OBJECTIF:
Répondez, s'il vous plaît, à ces questions sur le texte consacré à la voiture électrique :
(a) Selon Anne Hidalgo, à qui le plan climat sera-t-il soumis au printemps ?
(b) D'après Stéphane Lhomme, combien d'années faut-il avant que la voiture électrique commence à devenir moins émettrice ?
(c) Quels matériaux rares composant les batteries sont cités entre parenthèses ?

TEXTE À LIRE:
========

Mais pourquoi ne s’en prend-on pas aux autres fautifs en matière de pollution ? Interrogé par France Info, Christophe Najdovski, adjoint en charge des transports à la mairie de Paris précise qu’ « il ne s’agit pas de la voiture mais d’une question de transition énergétique en réalité. Notre stratégie vise à définir une ville neutre en carbone à moyen et long terme ». Stratégie qui ne fera cependant pas l’impasse sur une consultation des premiers concernés, les habitants de la capitale. « Notre plan climat sera soumis au printemps aux élus parisiens. J'ai aussi décidé de l'assortir d'une votation citoyenne et je pense que les Parisiens le soutiendront dans leur grande majorité », a expliqué Anne Hidalgo dans un entretien au journal Le Parisien.

 

Zéro émission, vraiment ?

Dans son rapport d’avril 2016, l’Agence de l’Environnement et de la Maitrise de l’Energie - l’ADEME - souligne que « sur l’ensemble de son cycle de vie, la consommation énergétique d’un véhicule électrique est globalement proche de celle d’un véhicule diesel ». En cause ici : un assemblage des batteries très énergivore. Pour Stéphane Lhomme, directeur de l’observatoire du nucléaire, « la fabrication des batteries d’une voiture électrique émet en CO2 l’équivalent de 50 000 à 100 000 km parcourus en voiture essence. Il faut 10 à 15 ans avant que la voiture électrique commence à devenir moins émettrice; or peu de gens gardent une voiture aussi longtemps ». En ce qui concerne les particules fines, les experts s’accordent à dire que près de la moitié de celles qui sont émises par une voiture proviennent des freins, de l’abrasement des pneus et du goudron. En cela, les voitures électriques seraient donc également nocives pour la santé.

Toujours selon l’ADEME, de par la nécessaire extraction de matériaux rares (cobalt, lithium, graphite) qui composent les batteries, le potentiel d’épuisement des ressources fossiles pour la fabrication d’un véhicule électrique est important. Entrent également en jeu des considérations sociales, si l’on considère les conditions critiquables d’extraction de ces métaux. On a peut être encore en tête certains documentaires sur le lithium bolivien, le graphite chinois ou encore la pétition d’Amnesty international « Apple, d’où vient le cobalt de nos téléphones ? » dénonçant les conditions extrêmement dangereuses dans lesquelles était extrait le cobalt par de jeunes adultes voire des enfants dans les mines de République Démocratique du Congo. Enfin, en l’état actuel des choses en France, les batteries des voitures électriques sont rechargées par une énergie qui est majoritairement nucléaire et donc productrice de déchets radioactifs. La transition vers moins d’énergie fossile, associée aux progrès dans la construction et le recyclage de batteries plus propres, devraient, néanmoins, contribuer à changer la donne.

========

DONNÉES FOURNIES:
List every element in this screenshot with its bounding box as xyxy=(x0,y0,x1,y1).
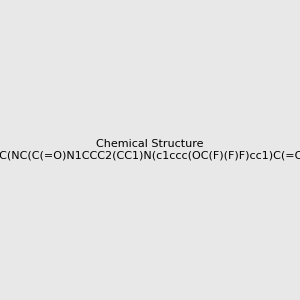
Text: Chemical Structure
O=C(NC(C(=O)N1CCC2(CC1)N(c1ccc(OC(F)(F)F)cc1)C(=O)...: Chemical Structure O=C(NC(C(=O)N1CCC2(CC… xyxy=(0,139,300,161)
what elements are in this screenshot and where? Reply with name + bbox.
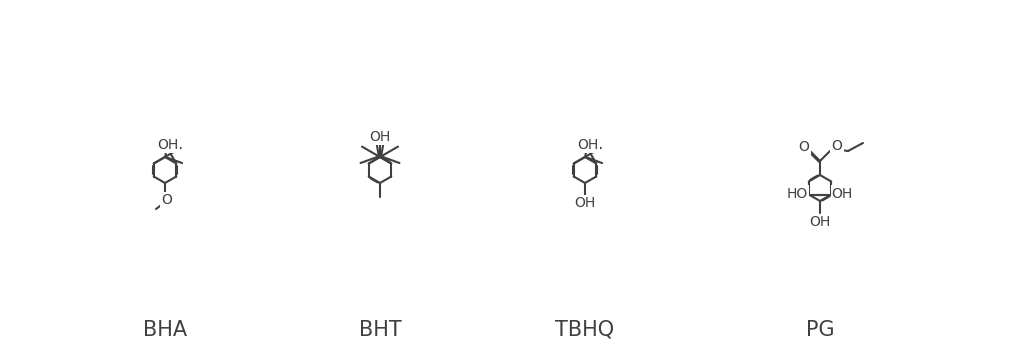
Text: O: O bbox=[162, 193, 172, 207]
Text: OH: OH bbox=[809, 215, 831, 229]
Text: BHT: BHT bbox=[358, 320, 401, 340]
Text: BHA: BHA bbox=[143, 320, 188, 340]
Text: O: O bbox=[832, 139, 842, 153]
Text: OH: OH bbox=[832, 186, 853, 201]
Text: PG: PG bbox=[806, 320, 834, 340]
Text: O: O bbox=[799, 140, 809, 154]
Text: OH: OH bbox=[370, 130, 391, 144]
Text: OH: OH bbox=[578, 138, 599, 152]
Text: OH: OH bbox=[157, 138, 179, 152]
Text: TBHQ: TBHQ bbox=[555, 320, 614, 340]
Text: HO: HO bbox=[787, 186, 808, 201]
Text: OH: OH bbox=[574, 196, 596, 210]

========

RÉPONSE:
(a) Aux élus parisiens.
(b) De 10 à 15 ans.
(c) Le cobalt, le lithium et le graphite.